- Objective
Find how many lines in the data below include the word "Allocated", then write only that number.

- Saved entries
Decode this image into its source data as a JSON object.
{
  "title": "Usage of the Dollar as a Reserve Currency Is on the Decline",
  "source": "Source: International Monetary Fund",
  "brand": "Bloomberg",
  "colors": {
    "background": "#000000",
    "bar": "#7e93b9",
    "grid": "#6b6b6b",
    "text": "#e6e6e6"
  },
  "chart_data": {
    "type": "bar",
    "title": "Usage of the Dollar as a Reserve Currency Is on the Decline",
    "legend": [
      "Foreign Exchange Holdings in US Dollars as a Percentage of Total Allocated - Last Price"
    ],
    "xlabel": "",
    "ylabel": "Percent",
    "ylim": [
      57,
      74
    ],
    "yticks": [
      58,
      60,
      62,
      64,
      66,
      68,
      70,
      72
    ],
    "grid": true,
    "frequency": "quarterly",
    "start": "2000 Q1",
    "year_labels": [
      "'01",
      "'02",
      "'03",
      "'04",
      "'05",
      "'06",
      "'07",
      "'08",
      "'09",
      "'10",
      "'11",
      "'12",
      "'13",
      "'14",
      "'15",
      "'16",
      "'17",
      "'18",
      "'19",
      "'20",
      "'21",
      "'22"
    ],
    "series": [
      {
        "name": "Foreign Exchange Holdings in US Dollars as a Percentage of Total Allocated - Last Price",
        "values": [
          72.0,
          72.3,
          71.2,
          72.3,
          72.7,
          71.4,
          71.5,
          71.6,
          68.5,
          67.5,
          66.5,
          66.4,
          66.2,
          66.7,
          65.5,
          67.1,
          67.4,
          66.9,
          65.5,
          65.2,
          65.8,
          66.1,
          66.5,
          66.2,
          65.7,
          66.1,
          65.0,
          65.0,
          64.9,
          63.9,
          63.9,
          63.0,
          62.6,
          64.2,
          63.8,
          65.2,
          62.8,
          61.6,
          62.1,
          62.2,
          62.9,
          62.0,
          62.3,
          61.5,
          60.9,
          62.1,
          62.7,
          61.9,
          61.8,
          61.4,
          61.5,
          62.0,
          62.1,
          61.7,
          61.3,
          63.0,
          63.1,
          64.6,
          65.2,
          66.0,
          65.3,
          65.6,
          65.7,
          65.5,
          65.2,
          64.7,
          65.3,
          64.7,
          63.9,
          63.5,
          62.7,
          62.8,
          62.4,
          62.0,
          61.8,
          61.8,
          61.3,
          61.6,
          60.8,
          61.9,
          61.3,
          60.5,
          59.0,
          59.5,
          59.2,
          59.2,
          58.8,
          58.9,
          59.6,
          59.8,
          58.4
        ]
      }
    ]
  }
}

- Exercise solution
2